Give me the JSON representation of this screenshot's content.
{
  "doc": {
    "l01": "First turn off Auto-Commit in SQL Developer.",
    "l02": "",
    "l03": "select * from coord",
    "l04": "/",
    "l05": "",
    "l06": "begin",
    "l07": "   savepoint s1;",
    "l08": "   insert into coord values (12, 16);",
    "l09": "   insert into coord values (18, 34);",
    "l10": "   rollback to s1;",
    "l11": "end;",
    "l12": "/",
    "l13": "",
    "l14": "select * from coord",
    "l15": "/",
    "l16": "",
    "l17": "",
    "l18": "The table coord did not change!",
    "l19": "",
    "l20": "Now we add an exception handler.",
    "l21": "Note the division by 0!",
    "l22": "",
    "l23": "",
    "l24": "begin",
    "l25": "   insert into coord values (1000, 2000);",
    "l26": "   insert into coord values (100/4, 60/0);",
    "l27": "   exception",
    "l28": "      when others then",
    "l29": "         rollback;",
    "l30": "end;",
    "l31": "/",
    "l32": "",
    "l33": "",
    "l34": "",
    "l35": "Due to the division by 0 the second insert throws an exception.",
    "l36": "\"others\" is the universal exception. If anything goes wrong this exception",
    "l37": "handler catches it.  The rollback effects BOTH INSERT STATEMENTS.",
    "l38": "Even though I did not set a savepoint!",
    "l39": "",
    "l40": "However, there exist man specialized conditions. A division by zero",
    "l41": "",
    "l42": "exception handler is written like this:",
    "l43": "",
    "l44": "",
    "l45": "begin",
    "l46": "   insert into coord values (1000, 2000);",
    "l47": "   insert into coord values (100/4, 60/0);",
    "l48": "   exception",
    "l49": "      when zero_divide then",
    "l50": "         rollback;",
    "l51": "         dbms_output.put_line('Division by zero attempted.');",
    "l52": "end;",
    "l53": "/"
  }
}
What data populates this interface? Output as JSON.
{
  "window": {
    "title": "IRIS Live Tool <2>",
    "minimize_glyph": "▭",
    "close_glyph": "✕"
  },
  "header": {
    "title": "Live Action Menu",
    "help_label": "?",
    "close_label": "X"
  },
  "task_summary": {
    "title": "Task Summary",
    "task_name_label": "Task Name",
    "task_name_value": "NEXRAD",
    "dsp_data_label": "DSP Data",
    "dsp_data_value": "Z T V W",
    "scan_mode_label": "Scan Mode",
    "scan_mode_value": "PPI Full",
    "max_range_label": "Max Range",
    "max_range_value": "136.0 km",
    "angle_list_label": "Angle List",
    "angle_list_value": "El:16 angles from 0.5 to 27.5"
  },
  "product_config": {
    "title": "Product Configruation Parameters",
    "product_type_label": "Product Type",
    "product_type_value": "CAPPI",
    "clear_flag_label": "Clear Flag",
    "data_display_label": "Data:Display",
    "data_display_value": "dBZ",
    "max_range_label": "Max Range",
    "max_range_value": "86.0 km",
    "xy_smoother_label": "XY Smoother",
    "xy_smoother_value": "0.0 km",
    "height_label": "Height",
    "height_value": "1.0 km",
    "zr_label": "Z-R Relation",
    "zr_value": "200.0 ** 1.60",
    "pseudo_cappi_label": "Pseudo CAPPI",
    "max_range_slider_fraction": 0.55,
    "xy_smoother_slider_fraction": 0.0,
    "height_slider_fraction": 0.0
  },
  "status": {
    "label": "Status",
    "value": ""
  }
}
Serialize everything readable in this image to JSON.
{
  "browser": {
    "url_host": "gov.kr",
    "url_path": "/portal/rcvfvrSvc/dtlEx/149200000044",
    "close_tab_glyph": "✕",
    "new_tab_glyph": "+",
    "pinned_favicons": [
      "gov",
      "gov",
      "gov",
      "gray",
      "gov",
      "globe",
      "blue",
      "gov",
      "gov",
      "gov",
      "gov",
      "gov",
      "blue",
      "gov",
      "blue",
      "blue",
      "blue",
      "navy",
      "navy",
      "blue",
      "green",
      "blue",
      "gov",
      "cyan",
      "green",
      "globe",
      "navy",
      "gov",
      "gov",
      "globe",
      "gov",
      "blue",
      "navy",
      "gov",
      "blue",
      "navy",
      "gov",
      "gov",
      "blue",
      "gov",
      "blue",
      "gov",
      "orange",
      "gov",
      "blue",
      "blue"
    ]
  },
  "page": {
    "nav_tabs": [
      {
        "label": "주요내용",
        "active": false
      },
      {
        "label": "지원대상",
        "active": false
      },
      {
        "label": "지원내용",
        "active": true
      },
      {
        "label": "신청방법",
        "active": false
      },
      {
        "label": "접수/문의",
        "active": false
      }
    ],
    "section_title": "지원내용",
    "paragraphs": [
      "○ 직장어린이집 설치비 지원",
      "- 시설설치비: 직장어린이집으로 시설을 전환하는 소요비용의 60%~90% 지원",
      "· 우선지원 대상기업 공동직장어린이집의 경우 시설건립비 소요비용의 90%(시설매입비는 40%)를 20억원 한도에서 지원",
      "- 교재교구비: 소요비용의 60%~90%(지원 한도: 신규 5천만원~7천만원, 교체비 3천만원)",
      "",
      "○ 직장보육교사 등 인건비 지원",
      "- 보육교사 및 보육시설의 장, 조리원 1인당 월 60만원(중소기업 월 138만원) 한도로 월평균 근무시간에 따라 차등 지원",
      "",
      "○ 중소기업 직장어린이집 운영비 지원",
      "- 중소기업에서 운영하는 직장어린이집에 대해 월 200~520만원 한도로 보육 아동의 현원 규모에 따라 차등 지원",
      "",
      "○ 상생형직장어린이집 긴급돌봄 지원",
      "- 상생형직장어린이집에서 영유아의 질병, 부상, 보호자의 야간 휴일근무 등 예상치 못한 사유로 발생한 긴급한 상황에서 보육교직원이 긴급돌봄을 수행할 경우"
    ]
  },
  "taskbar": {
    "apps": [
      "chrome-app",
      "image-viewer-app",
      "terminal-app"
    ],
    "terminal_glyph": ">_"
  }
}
• • • • • • •
Problem statement: All of the data must be returned exactly.

Solved exercise:
Give me the JSON representation of this screenshot's content.
{
  "doc": {
    "l01": "First turn off Auto-Commit in SQL Developer.",
    "l02": "",
    "l03": "select * from coord",
    "l04": "/",
    "l05": "",
    "l06": "begin",
    "l07": "   savepoint s1;",
    "l08": "   insert into coord values (12, 16);",
    "l09": "   insert into coord values (18, 34);",
    "l10": "   rollback to s1;",
    "l11": "end;",
    "l12": "/",
    "l13": "",
    "l14": "select * from coord",
    "l15": "/",
    "l16": "",
    "l17": "",
    "l18": "The table coord did not change!",
    "l19": "",
    "l20": "Now we add an exception handler.",
    "l21": "Note the division by 0!",
    "l22": "",
    "l23": "",
    "l24": "begin",
    "l25": "   insert into coord values (1000, 2000);",
    "l26": "   insert into coord values (100/4, 60/0);",
    "l27": "   exception",
    "l28": "      when others then",
    "l29": "         rollback;",
    "l30": "end;",
    "l31": "/",
    "l32": "",
    "l33": "",
    "l34": "",
    "l35": "Due to the division by 0 the second insert throws an exception.",
    "l36": "\"others\" is the universal exception. If anything goes wrong this exception",
    "l37": "handler catches it.  The rollback effects BOTH INSERT STATEMENTS.",
    "l38": "Even though I did not set a savepoint!",
    "l39": "",
    "l40": "However, there exist man specialized conditions. A division by zero",
    "l41": "",
    "l42": "exception handler is written like this:",
    "l43": "",
    "l44": "",
    "l45": "begin",
    "l46": "   insert into coord values (1000, 2000);",
    "l47": "   insert into coord values (100/4, 60/0);",
    "l48": "   exception",
    "l49": "      when zero_divide then",
    "l50": "         rollback;",
    "l51": "         dbms_output.put_line('Division by zero attempted.');",
    "l52": "end;",
    "l53": "/"
  }
}
What data populates this interface? Output as JSON.
{
  "window": {
    "title": "IRIS Live Tool <2>",
    "minimize_glyph": "▭",
    "close_glyph": "✕"
  },
  "header": {
    "title": "Live Action Menu",
    "help_label": "?",
    "close_label": "X"
  },
  "task_summary": {
    "title": "Task Summary",
    "task_name_label": "Task Name",
    "task_name_value": "NEXRAD",
    "dsp_data_label": "DSP Data",
    "dsp_data_value": "Z T V W",
    "scan_mode_label": "Scan Mode",
    "scan_mode_value": "PPI Full",
    "max_range_label": "Max Range",
    "max_range_value": "136.0 km",
    "angle_list_label": "Angle List",
    "angle_list_value": "El:16 angles from 0.5 to 27.5"
  },
  "product_config": {
    "title": "Product Configruation Parameters",
    "product_type_label": "Product Type",
    "product_type_value": "CAPPI",
    "clear_flag_label": "Clear Flag",
    "data_display_label": "Data:Display",
    "data_display_value": "dBZ",
    "max_range_label": "Max Range",
    "max_range_value": "86.0 km",
    "xy_smoother_label": "XY Smoother",
    "xy_smoother_value": "0.0 km",
    "height_label": "Height",
    "height_value": "1.0 km",
    "zr_label": "Z-R Relation",
    "zr_value": "200.0 ** 1.60",
    "pseudo_cappi_label": "Pseudo CAPPI",
    "max_range_slider_fraction": 0.55,
    "xy_smoother_slider_fraction": 0.0,
    "height_slider_fraction": 0.0
  },
  "status": {
    "label": "Status",
    "value": ""
  }
}
Serialize everything readable in this image to JSON.
{
  "browser": {
    "url_host": "gov.kr",
    "url_path": "/portal/rcvfvrSvc/dtlEx/149200000044",
    "close_tab_glyph": "✕",
    "new_tab_glyph": "+",
    "pinned_favicons": [
      "gov",
      "gov",
      "gov",
      "gray",
      "gov",
      "globe",
      "blue",
      "gov",
      "gov",
      "gov",
      "gov",
      "gov",
      "blue",
      "gov",
      "blue",
      "blue",
      "blue",
      "navy",
      "navy",
      "blue",
      "green",
      "blue",
      "gov",
      "cyan",
      "green",
      "globe",
      "navy",
      "gov",
      "gov",
      "globe",
      "gov",
      "blue",
      "navy",
      "gov",
      "blue",
      "navy",
      "gov",
      "gov",
      "blue",
      "gov",
      "blue",
      "gov",
      "orange",
      "gov",
      "blue",
      "blue"
    ]
  },
  "page": {
    "nav_tabs": [
      {
        "label": "주요내용",
        "active": false
      },
      {
        "label": "지원대상",
        "active": false
      },
      {
        "label": "지원내용",
        "active": true
      },
      {
        "label": "신청방법",
        "active": false
      },
      {
        "label": "접수/문의",
        "active": false
      }
    ],
    "section_title": "지원내용",
    "paragraphs": [
      "○ 직장어린이집 설치비 지원",
      "- 시설설치비: 직장어린이집으로 시설을 전환하는 소요비용의 60%~90% 지원",
      "· 우선지원 대상기업 공동직장어린이집의 경우 시설건립비 소요비용의 90%(시설매입비는 40%)를 20억원 한도에서 지원",
      "- 교재교구비: 소요비용의 60%~90%(지원 한도: 신규 5천만원~7천만원, 교체비 3천만원)",
      "",
      "○ 직장보육교사 등 인건비 지원",
      "- 보육교사 및 보육시설의 장, 조리원 1인당 월 60만원(중소기업 월 138만원) 한도로 월평균 근무시간에 따라 차등 지원",
      "",
      "○ 중소기업 직장어린이집 운영비 지원",
      "- 중소기업에서 운영하는 직장어린이집에 대해 월 200~520만원 한도로 보육 아동의 현원 규모에 따라 차등 지원",
      "",
      "○ 상생형직장어린이집 긴급돌봄 지원",
      "- 상생형직장어린이집에서 영유아의 질병, 부상, 보호자의 야간 휴일근무 등 예상치 못한 사유로 발생한 긴급한 상황에서 보육교직원이 긴급돌봄을 수행할 경우"
    ]
  },
  "taskbar": {
    "apps": [
      "chrome-app",
      "image-viewer-app",
      "terminal-app"
    ],
    "terminal_glyph": ">_"
  }
}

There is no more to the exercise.